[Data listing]

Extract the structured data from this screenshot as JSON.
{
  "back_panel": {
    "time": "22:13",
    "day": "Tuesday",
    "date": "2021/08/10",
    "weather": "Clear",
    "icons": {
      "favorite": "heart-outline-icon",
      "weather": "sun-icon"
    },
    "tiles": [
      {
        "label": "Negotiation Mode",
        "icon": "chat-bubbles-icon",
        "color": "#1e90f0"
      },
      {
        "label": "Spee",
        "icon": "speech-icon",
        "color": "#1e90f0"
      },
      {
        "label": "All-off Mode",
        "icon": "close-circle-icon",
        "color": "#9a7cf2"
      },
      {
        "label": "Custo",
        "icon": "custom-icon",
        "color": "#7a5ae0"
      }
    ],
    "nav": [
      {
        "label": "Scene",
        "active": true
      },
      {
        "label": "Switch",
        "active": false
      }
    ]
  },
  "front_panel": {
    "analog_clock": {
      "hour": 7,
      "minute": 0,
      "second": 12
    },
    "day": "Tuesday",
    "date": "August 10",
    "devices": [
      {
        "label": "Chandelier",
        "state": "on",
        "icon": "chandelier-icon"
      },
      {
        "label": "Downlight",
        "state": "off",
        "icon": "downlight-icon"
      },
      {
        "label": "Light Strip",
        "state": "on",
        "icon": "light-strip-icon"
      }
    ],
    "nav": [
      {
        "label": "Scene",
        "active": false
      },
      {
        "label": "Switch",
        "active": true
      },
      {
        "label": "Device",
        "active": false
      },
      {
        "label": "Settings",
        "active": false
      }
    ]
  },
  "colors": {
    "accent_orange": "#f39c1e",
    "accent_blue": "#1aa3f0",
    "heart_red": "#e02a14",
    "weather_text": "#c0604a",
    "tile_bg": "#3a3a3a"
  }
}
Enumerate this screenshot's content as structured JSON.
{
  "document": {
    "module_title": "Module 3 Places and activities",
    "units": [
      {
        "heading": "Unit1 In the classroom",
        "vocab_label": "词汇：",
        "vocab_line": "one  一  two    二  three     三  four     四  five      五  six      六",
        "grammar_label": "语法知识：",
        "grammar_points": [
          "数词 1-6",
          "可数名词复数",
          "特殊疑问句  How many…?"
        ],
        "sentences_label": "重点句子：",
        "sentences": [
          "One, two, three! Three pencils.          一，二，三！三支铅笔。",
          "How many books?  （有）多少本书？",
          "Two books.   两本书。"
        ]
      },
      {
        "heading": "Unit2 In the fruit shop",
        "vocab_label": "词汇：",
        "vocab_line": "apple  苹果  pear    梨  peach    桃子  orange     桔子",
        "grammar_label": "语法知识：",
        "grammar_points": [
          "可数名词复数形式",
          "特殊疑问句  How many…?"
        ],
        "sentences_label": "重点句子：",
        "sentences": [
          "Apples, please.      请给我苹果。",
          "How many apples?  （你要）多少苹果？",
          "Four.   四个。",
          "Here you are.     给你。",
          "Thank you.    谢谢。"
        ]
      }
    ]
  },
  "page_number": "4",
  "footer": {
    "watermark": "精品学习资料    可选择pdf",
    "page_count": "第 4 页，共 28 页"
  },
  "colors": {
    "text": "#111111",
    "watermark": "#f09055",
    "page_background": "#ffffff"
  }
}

YOUR TASK:
Copy all of the data. Keep every word exactly as it is.

RESULT OF THIS TASK:
Extract the structured data from this screenshot as JSON.
{
  "back_panel": {
    "time": "22:13",
    "day": "Tuesday",
    "date": "2021/08/10",
    "weather": "Clear",
    "icons": {
      "favorite": "heart-outline-icon",
      "weather": "sun-icon"
    },
    "tiles": [
      {
        "label": "Negotiation Mode",
        "icon": "chat-bubbles-icon",
        "color": "#1e90f0"
      },
      {
        "label": "Spee",
        "icon": "speech-icon",
        "color": "#1e90f0"
      },
      {
        "label": "All-off Mode",
        "icon": "close-circle-icon",
        "color": "#9a7cf2"
      },
      {
        "label": "Custo",
        "icon": "custom-icon",
        "color": "#7a5ae0"
      }
    ],
    "nav": [
      {
        "label": "Scene",
        "active": true
      },
      {
        "label": "Switch",
        "active": false
      }
    ]
  },
  "front_panel": {
    "analog_clock": {
      "hour": 7,
      "minute": 0,
      "second": 12
    },
    "day": "Tuesday",
    "date": "August 10",
    "devices": [
      {
        "label": "Chandelier",
        "state": "on",
        "icon": "chandelier-icon"
      },
      {
        "label": "Downlight",
        "state": "off",
        "icon": "downlight-icon"
      },
      {
        "label": "Light Strip",
        "state": "on",
        "icon": "light-strip-icon"
      }
    ],
    "nav": [
      {
        "label": "Scene",
        "active": false
      },
      {
        "label": "Switch",
        "active": true
      },
      {
        "label": "Device",
        "active": false
      },
      {
        "label": "Settings",
        "active": false
      }
    ]
  },
  "colors": {
    "accent_orange": "#f39c1e",
    "accent_blue": "#1aa3f0",
    "heart_red": "#e02a14",
    "weather_text": "#c0604a",
    "tile_bg": "#3a3a3a"
  }
}
Enumerate this screenshot's content as structured JSON.
{
  "document": {
    "module_title": "Module 3 Places and activities",
    "units": [
      {
        "heading": "Unit1 In the classroom",
        "vocab_label": "词汇：",
        "vocab_line": "one  一  two    二  three     三  four     四  five      五  six      六",
        "grammar_label": "语法知识：",
        "grammar_points": [
          "数词 1-6",
          "可数名词复数",
          "特殊疑问句  How many…?"
        ],
        "sentences_label": "重点句子：",
        "sentences": [
          "One, two, three! Three pencils.          一，二，三！三支铅笔。",
          "How many books?  （有）多少本书？",
          "Two books.   两本书。"
        ]
      },
      {
        "heading": "Unit2 In the fruit shop",
        "vocab_label": "词汇：",
        "vocab_line": "apple  苹果  pear    梨  peach    桃子  orange     桔子",
        "grammar_label": "语法知识：",
        "grammar_points": [
          "可数名词复数形式",
          "特殊疑问句  How many…?"
        ],
        "sentences_label": "重点句子：",
        "sentences": [
          "Apples, please.      请给我苹果。",
          "How many apples?  （你要）多少苹果？",
          "Four.   四个。",
          "Here you are.     给你。",
          "Thank you.    谢谢。"
        ]
      }
    ]
  },
  "page_number": "4",
  "footer": {
    "watermark": "精品学习资料    可选择pdf",
    "page_count": "第 4 页，共 28 页"
  },
  "colors": {
    "text": "#111111",
    "watermark": "#f09055",
    "page_background": "#ffffff"
  }
}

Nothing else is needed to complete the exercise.